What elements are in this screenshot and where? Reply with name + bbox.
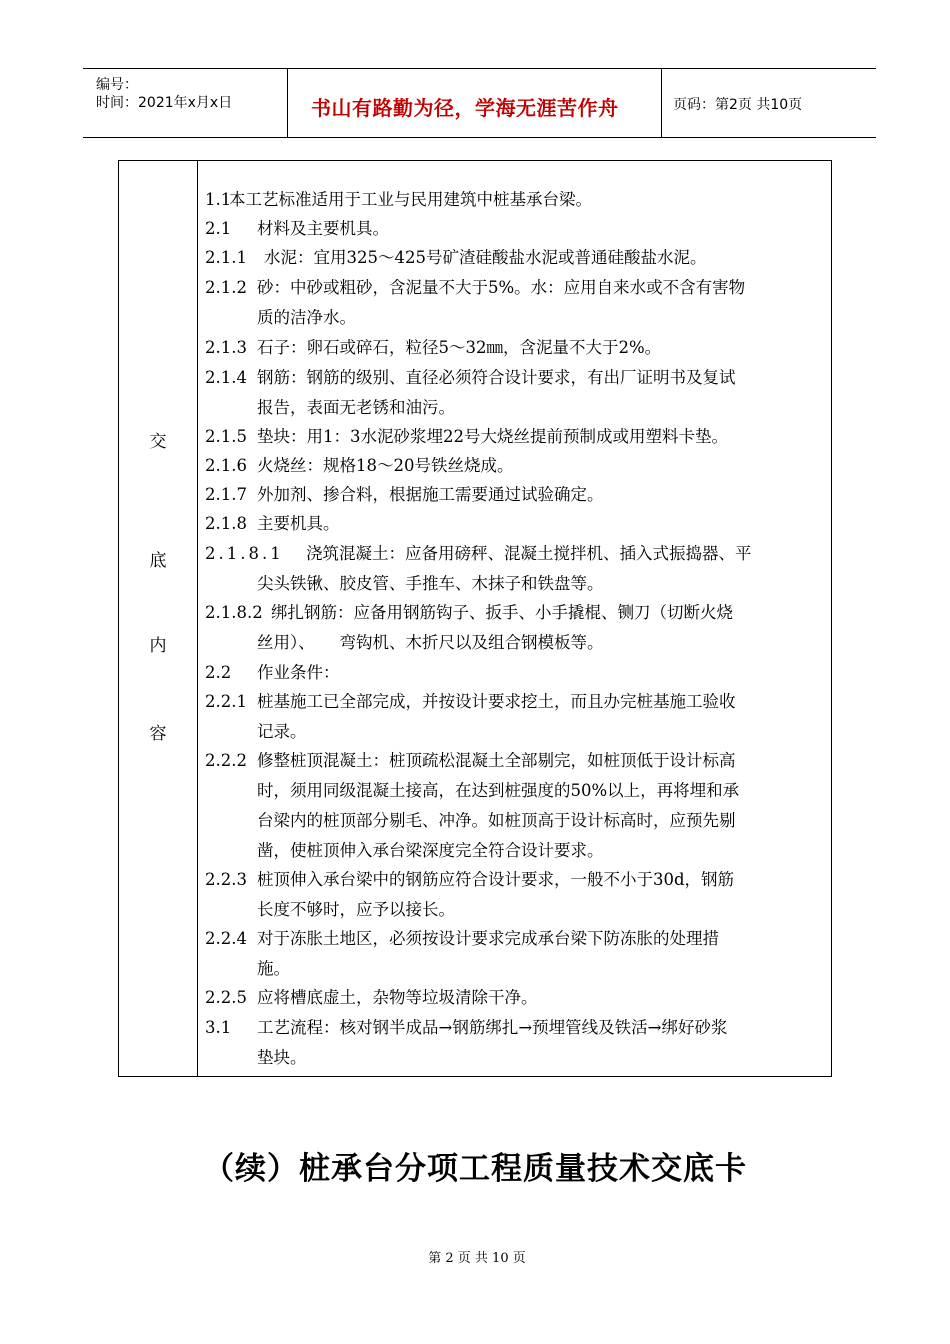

^^^^

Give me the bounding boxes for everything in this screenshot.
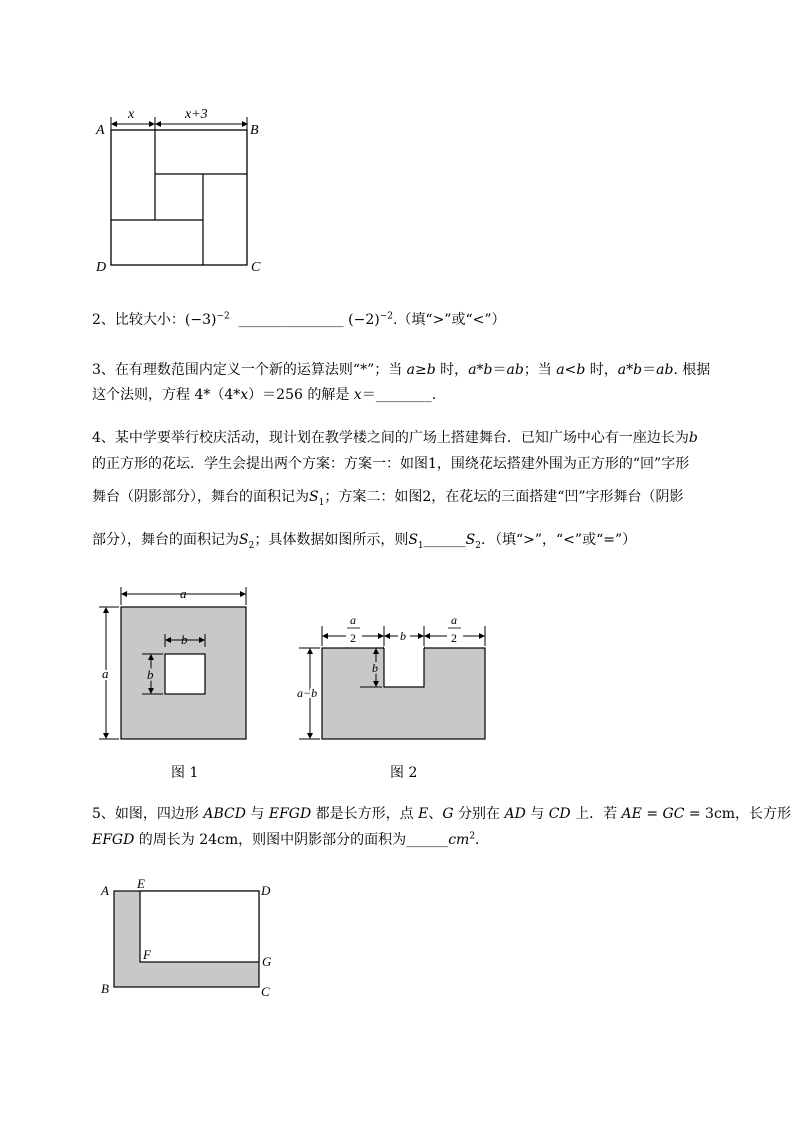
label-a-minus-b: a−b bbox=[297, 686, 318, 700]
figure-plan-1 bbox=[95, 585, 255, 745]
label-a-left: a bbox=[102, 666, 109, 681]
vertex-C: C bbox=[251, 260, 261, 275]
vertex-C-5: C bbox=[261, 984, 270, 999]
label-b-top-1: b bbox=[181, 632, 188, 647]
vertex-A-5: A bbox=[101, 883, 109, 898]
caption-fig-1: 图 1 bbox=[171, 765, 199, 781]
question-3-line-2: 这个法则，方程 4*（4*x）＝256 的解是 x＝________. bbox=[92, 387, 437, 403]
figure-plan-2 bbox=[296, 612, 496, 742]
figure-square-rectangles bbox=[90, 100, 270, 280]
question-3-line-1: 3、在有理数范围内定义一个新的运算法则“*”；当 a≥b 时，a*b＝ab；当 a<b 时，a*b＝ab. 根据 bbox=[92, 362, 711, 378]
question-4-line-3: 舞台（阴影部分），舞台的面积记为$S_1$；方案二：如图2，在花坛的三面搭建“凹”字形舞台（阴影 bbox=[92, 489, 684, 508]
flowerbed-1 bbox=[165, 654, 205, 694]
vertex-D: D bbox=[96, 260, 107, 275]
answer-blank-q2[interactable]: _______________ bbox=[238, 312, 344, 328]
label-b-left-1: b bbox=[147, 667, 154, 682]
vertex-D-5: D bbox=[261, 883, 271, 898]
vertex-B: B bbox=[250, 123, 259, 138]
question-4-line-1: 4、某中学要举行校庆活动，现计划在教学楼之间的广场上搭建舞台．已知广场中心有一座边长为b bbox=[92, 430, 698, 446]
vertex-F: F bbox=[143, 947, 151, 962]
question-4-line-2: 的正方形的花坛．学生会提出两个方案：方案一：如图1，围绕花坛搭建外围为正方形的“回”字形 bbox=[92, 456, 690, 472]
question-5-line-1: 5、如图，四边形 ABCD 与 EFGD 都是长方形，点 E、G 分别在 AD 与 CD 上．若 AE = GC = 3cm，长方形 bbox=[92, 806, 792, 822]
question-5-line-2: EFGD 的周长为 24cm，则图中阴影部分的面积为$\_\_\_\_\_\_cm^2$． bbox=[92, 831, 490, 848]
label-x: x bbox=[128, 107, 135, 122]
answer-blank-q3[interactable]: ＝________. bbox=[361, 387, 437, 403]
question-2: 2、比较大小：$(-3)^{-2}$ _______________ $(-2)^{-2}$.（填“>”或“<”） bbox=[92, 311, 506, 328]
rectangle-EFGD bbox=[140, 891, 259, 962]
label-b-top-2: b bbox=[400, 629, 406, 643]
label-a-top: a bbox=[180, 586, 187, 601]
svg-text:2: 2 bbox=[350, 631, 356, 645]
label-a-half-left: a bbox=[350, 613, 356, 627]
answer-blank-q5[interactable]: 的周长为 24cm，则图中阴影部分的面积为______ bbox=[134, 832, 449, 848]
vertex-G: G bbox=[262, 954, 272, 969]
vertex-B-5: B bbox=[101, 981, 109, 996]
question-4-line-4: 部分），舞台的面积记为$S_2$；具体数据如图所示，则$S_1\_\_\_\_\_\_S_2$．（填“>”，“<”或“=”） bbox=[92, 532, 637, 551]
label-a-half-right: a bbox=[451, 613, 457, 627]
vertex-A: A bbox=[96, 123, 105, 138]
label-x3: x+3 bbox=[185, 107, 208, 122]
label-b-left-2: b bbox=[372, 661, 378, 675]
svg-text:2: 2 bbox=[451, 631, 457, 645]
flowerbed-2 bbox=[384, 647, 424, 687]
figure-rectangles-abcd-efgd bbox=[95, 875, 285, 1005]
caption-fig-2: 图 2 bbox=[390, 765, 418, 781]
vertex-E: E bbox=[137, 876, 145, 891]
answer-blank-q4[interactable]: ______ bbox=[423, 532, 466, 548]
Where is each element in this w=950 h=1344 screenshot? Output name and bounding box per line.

^^^^

STATED GOAL
Recast everything from the line containing "Give me the" down to the line containing "figure-square-rectangles bbox=[90, 100, 270, 280]" as a JSON list of strings, one string per line, with blank lines omitted. Leave the picture out of the list.

RESULT FOR THIS EXERCISE
[
  "Give me the bounding boxes for everything in this screenshot.",
  "label-a-minus-b: a−b bbox=[297, 686, 318, 700]",
  "figure-plan-1 bbox=[95, 585, 255, 745]",
  "label-a-left: a bbox=[102, 666, 109, 681]",
  "vertex-C: C bbox=[251, 260, 261, 275]",
  "vertex-C-5: C bbox=[261, 984, 270, 999]",
  "label-b-top-1: b bbox=[181, 632, 188, 647]",
  "vertex-A-5: A bbox=[101, 883, 109, 898]",
  "caption-fig-1: 图 1 bbox=[171, 765, 199, 781]",
  "question-3-line-2: 这个法则，方程 4*（4*x）＝256 的解是 x＝________. bbox=[92, 387, 437, 403]",
  "figure-plan-2 bbox=[296, 612, 496, 742]",
  "figure-square-rectangles bbox=[90, 100, 270, 280]"
]